PROBLEM: An exact copy of all the data, minus the images, is required.

DATA FOR THE TASK:
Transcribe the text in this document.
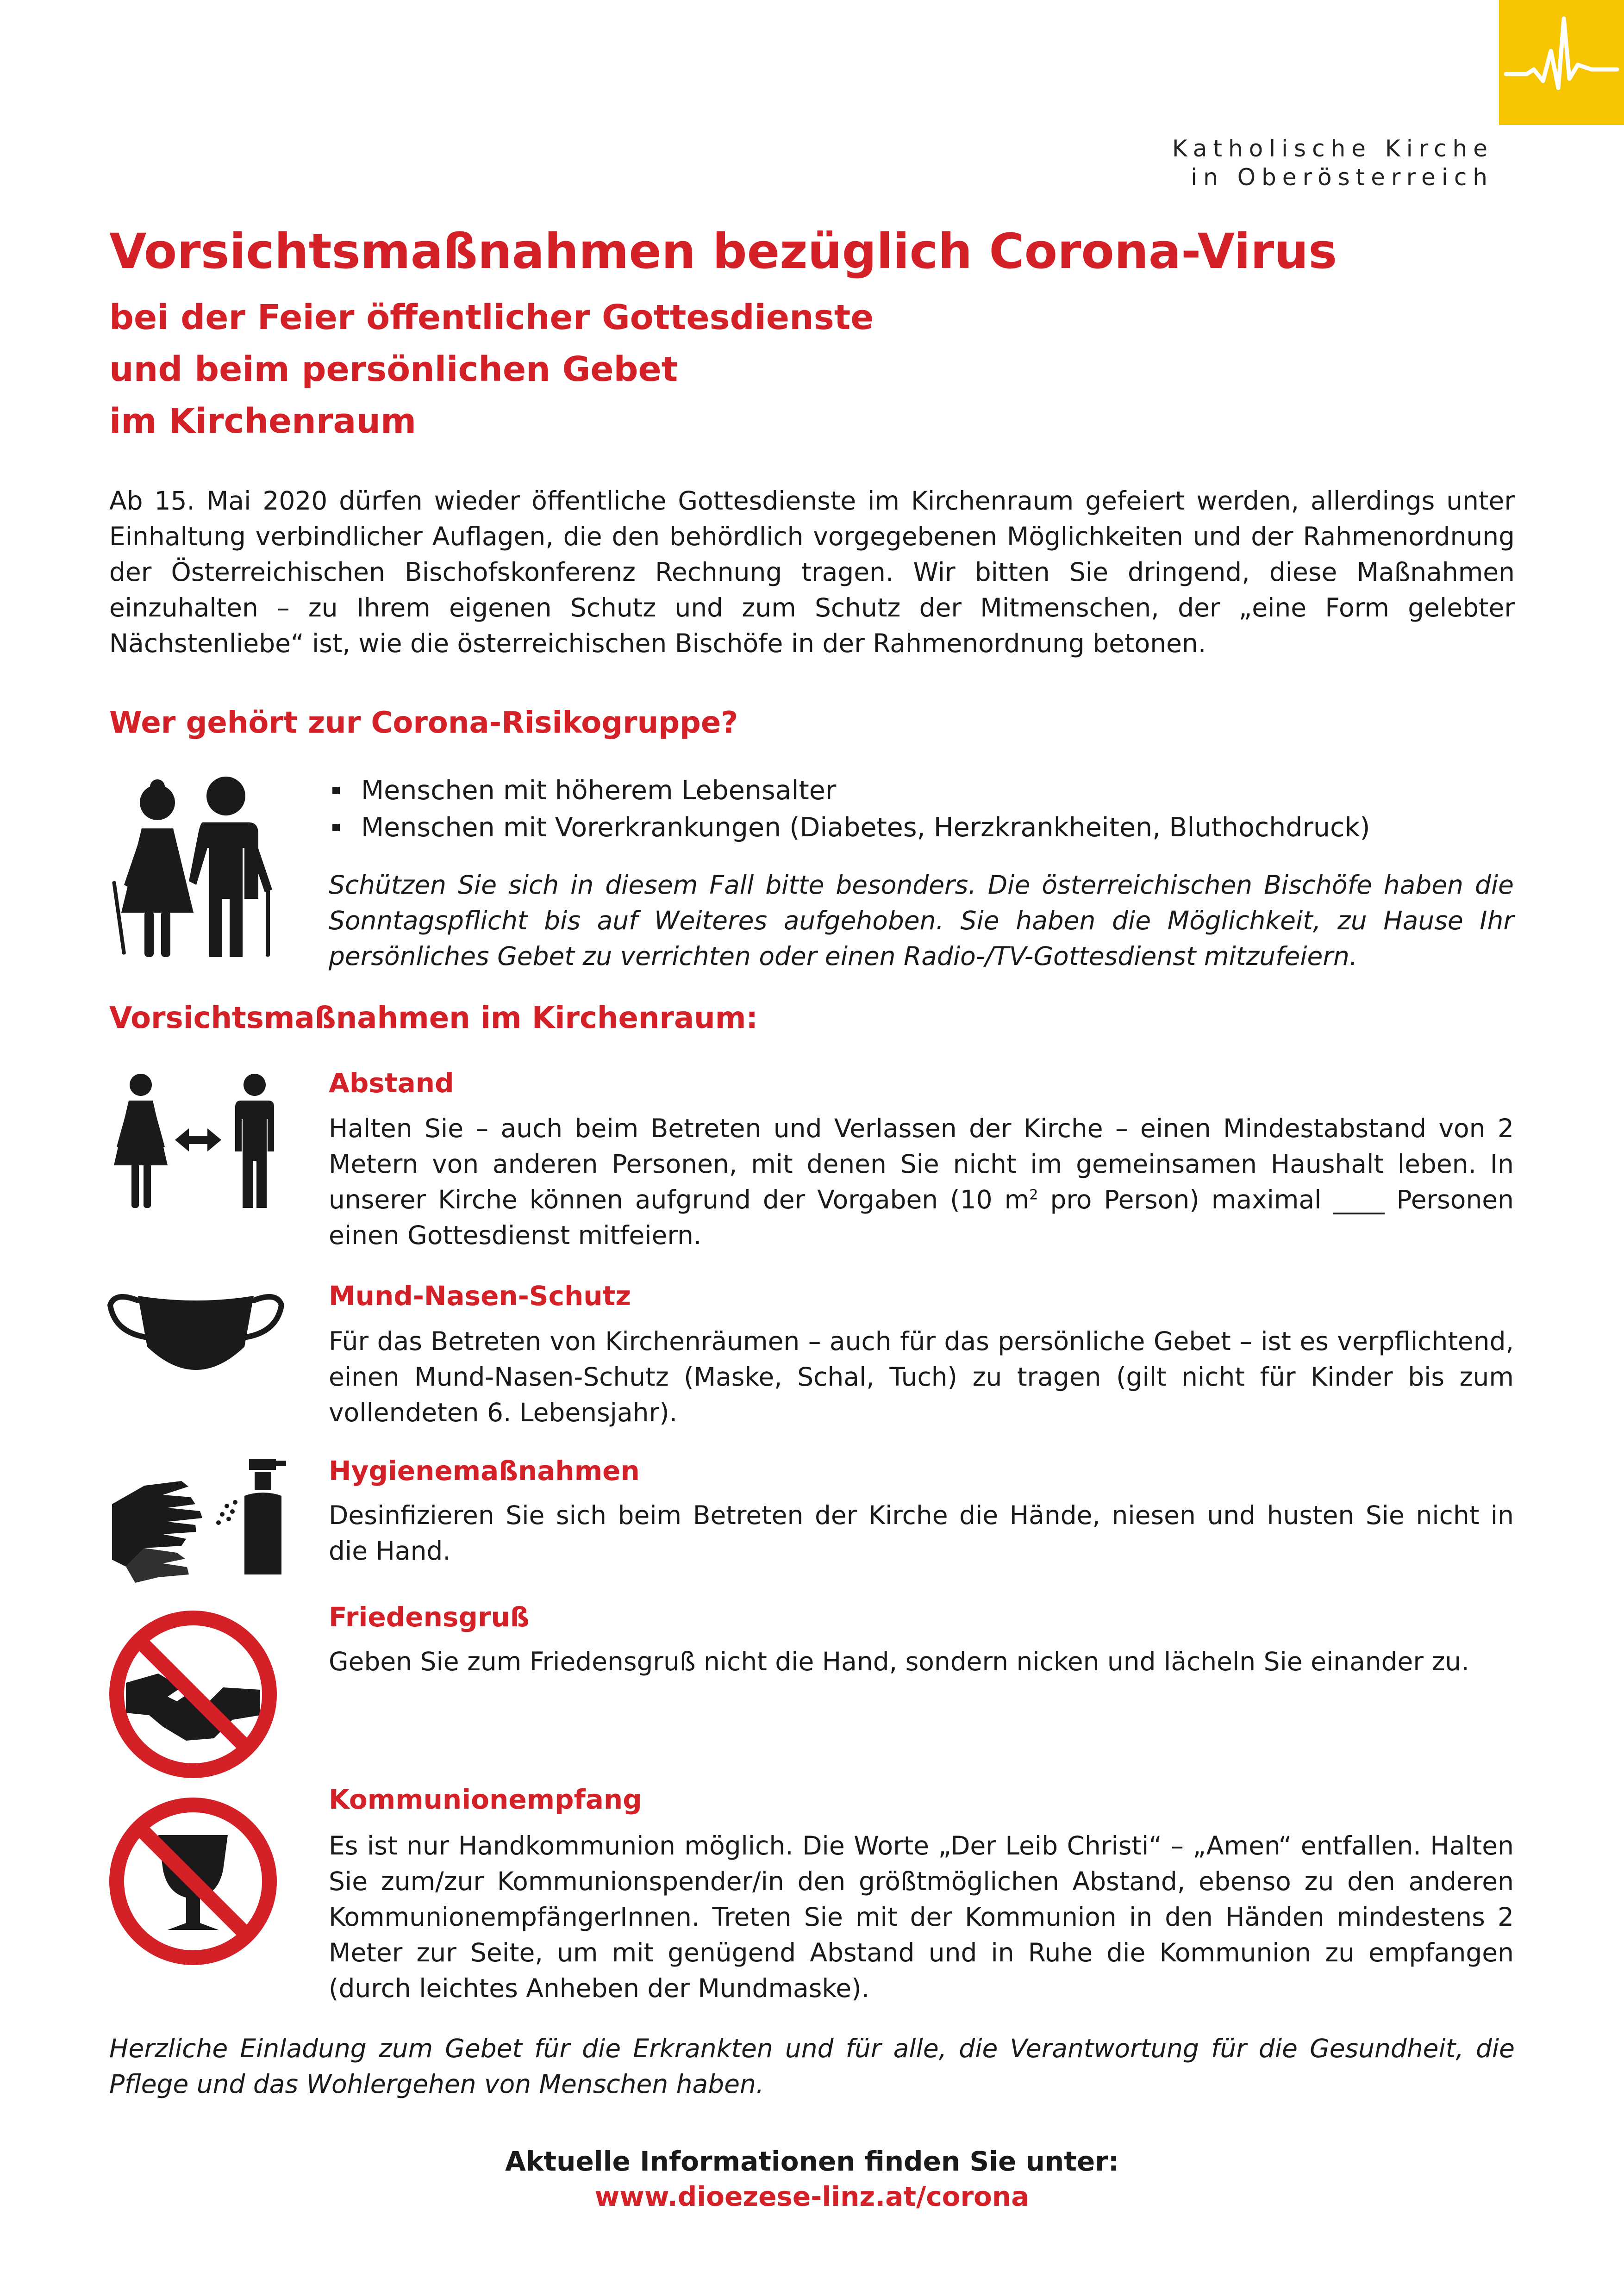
Katholische Kirche
in Oberösterreich
Vorsichtsmaßnahmen bezüglich Corona-Virus
bei der Feier öffentlicher Gottesdienste
und beim persönlichen Gebet
im Kirchenraum
Ab 15. Mai 2020 dürfen wieder öffentliche Gottesdienste im Kirchenraum gefeiert werden, allerdings unter Einhaltung verbindlicher Auflagen, die den behördlich vorgegebenen Möglichkeiten und der Rahmenordnung der Österreichischen Bischofskonferenz Rechnung tragen. Wir bitten Sie dringend, diese Maßnahmen einzuhalten – zu Ihrem eigenen Schutz und zum Schutz der Mitmenschen, der „eine Form gelebter Nächstenliebe“ ist, wie die österreichischen Bischöfe in der Rahmenordnung betonen.
Wer gehört zur Corona-Risikogruppe?
Menschen mit höherem Lebensalter
Menschen mit Vorerkrankungen (Diabetes, Herzkrankheiten, Bluthochdruck)
Schützen Sie sich in diesem Fall bitte besonders. Die österreichischen Bischöfe haben die Sonntagspflicht bis auf Weiteres aufgehoben. Sie haben die Möglichkeit, zu Hause Ihr persönliches Gebet zu verrichten oder einen Radio-/TV-Gottesdienst mitzufeiern.
Vorsichtsmaßnahmen im Kirchenraum:
Abstand
Halten Sie – auch beim Betreten und Verlassen der Kirche – einen Mindestabstand von 2 Metern von anderen Personen, mit denen Sie nicht im gemeinsamen Haushalt leben. In unserer Kirche können aufgrund der Vorgaben (10 $m^2$ pro Person) maximal ____ Personen einen Gottesdienst mitfeiern.
Mund-Nasen-Schutz
Für das Betreten von Kirchenräumen – auch für das persönliche Gebet – ist es verpflichtend, einen Mund-Nasen-Schutz (Maske, Schal, Tuch) zu tragen (gilt nicht für Kinder bis zum vollendeten 6. Lebensjahr).
Hygienemaßnahmen
Desinfizieren Sie sich beim Betreten der Kirche die Hände, niesen und husten Sie nicht in die Hand.
Friedensgruß
Geben Sie zum Friedensgruß nicht die Hand, sondern nicken und lächeln Sie einander zu.
Kommunionempfang
Es ist nur Handkommunion möglich. Die Worte „Der Leib Christi“ – „Amen“ entfallen. Halten Sie zum/zur Kommunionspender/in den größtmöglichen Abstand, ebenso zu den anderen KommunionempfängerInnen. Treten Sie mit der Kommunion in den Händen mindestens 2 Meter zur Seite, um mit genügend Abstand und in Ruhe die Kommunion zu empfangen (durch leichtes Anheben der Mundmaske).
Herzliche Einladung zum Gebet für die Erkrankten und für alle, die Verantwortung für die Gesundheit, die Pflege und das Wohlergehen von Menschen haben.
Aktuelle Informationen finden Sie unter:
www.dioezese-linz.at/corona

THE ANSWER:
Transcribe the text in this document.
Katholische Kirche
in Oberösterreich
Vorsichtsmaßnahmen bezüglich Corona-Virus
bei der Feier öffentlicher Gottesdienste
und beim persönlichen Gebet
im Kirchenraum
Ab 15. Mai 2020 dürfen wieder öffentliche Gottesdienste im Kirchenraum gefeiert werden, allerdings unter Einhaltung verbindlicher Auflagen, die den behördlich vorgegebenen Möglichkeiten und der Rahmenordnung der Österreichischen Bischofskonferenz Rechnung tragen. Wir bitten Sie dringend, diese Maßnahmen einzuhalten – zu Ihrem eigenen Schutz und zum Schutz der Mitmenschen, der „eine Form gelebter Nächstenliebe“ ist, wie die österreichischen Bischöfe in der Rahmenordnung betonen.
Wer gehört zur Corona-Risikogruppe?
Menschen mit höherem Lebensalter
Menschen mit Vorerkrankungen (Diabetes, Herzkrankheiten, Bluthochdruck)
Schützen Sie sich in diesem Fall bitte besonders. Die österreichischen Bischöfe haben die Sonntagspflicht bis auf Weiteres aufgehoben. Sie haben die Möglichkeit, zu Hause Ihr persönliches Gebet zu verrichten oder einen Radio-/TV-Gottesdienst mitzufeiern.
Vorsichtsmaßnahmen im Kirchenraum:
Abstand
Halten Sie – auch beim Betreten und Verlassen der Kirche – einen Mindestabstand von 2 Metern von anderen Personen, mit denen Sie nicht im gemeinsamen Haushalt leben. In unserer Kirche können aufgrund der Vorgaben (10 $m^2$ pro Person) maximal ____ Personen einen Gottesdienst mitfeiern.
Mund-Nasen-Schutz
Für das Betreten von Kirchenräumen – auch für das persönliche Gebet – ist es verpflichtend, einen Mund-Nasen-Schutz (Maske, Schal, Tuch) zu tragen (gilt nicht für Kinder bis zum vollendeten 6. Lebensjahr).
Hygienemaßnahmen
Desinfizieren Sie sich beim Betreten der Kirche die Hände, niesen und husten Sie nicht in die Hand.
Friedensgruß
Geben Sie zum Friedensgruß nicht die Hand, sondern nicken und lächeln Sie einander zu.
Kommunionempfang
Es ist nur Handkommunion möglich. Die Worte „Der Leib Christi“ – „Amen“ entfallen. Halten Sie zum/zur Kommunionspender/in den größtmöglichen Abstand, ebenso zu den anderen KommunionempfängerInnen. Treten Sie mit der Kommunion in den Händen mindestens 2 Meter zur Seite, um mit genügend Abstand und in Ruhe die Kommunion zu empfangen (durch leichtes Anheben der Mundmaske).
Herzliche Einladung zum Gebet für die Erkrankten und für alle, die Verantwortung für die Gesundheit, die Pflege und das Wohlergehen von Menschen haben.
Aktuelle Informationen finden Sie unter:
www.dioezese-linz.at/corona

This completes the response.